**EXERCISE:** Within the records that follow, find every line containing the string "وكنت". Copy those lines.

Data entries
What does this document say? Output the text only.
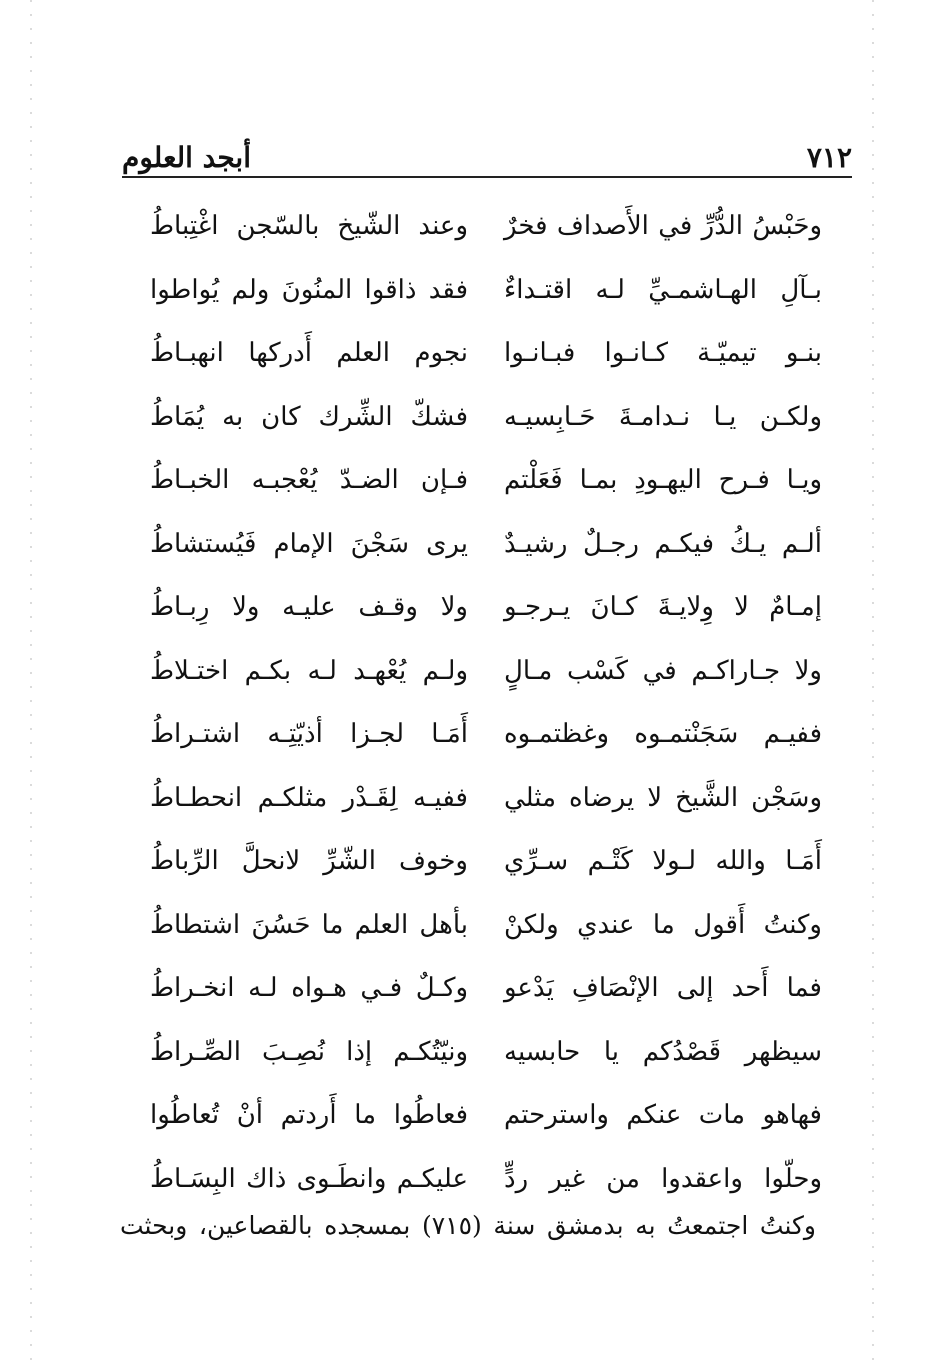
٧١٢
أبجد العلوم
وحَبْسُ الدُّرِّ في الأَصداف فخرٌ
وعند الشّيخ بالسّجن اغْتِباطُ
بـآلِ الهـاشمـيِّ لـه اقتـداءٌ
فقد ذاقوا المنُونَ ولم يُواطوا
بنـو تيميّـة كـانـوا فبـانـوا
نجوم العلم أَدركها انهبـاطُ
ولكـن يـا نـدامـةَ حَـابِسيـه
فشكّ الشِّرك كان به يُمَاطُ
ويـا فـرح اليهـودِ بمـا فَعَلْتم
فـإن الضـدّ يُعْجبـه الخبـاطُ
ألـم يـكُ فيكـم رجـلٌ رشيـدٌ
يرى سَجْنَ الإمام فَيُستشاطُ
إمـامٌ لا وِلايـةَ كـانَ يـرجـو
ولا وقـف عليـه ولا رِبـاطُ
ولا جـاراكـم في كَسْب مـالٍ
ولـم يُعْهـد لـه بكـم اختـلاطُ
ففيـم سَجَنْتمـوه وغظتمـوه
أَمَـا لجـزا أذيّتِـه اشتـراطُ
وسَجْن الشَّيخ لا يرضاه مثلي
ففيـه لِقَـدْر مثلكـم انحطـاطُ
أَمَـا والله لـولا كَتْـم سـرِّي
وخوف الشّرِّ لانحلَّ الرِّباطُ
وكنتُ أَقول ما عندي ولكنْ
بأهل العلم ما حَسُنَ اشتطاطُ
فما أَحد إلى الإنْصَافِ يَدْعو
وكـلٌ فـي هـواه لـه انخـراطُ
سيظهر قَصْدُكم يا حابسيه
ونيّتُكـم إذا نُصِـبَ الصِّـراطُ
فهاهو مات عنكم واسترحتم
فعاطُوا ما أَردتم أنْ تُعاطُوا
وحلّوا واعقدوا من غير ردٍّ
عليكـم وانطَـوى ذاك البِسَـاطُ
وكنتُ اجتمعتُ به بدمشق سنة (٧١٥) بمسجده بالقصاعين، وبحثت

**RESULT OF THE EXERCISE:**
وكنتُ أَقول ما عندي ولكنْ
وكنتُ اجتمعتُ به بدمشق سنة (٧١٥) بمسجده بالقصاعين، وبحثت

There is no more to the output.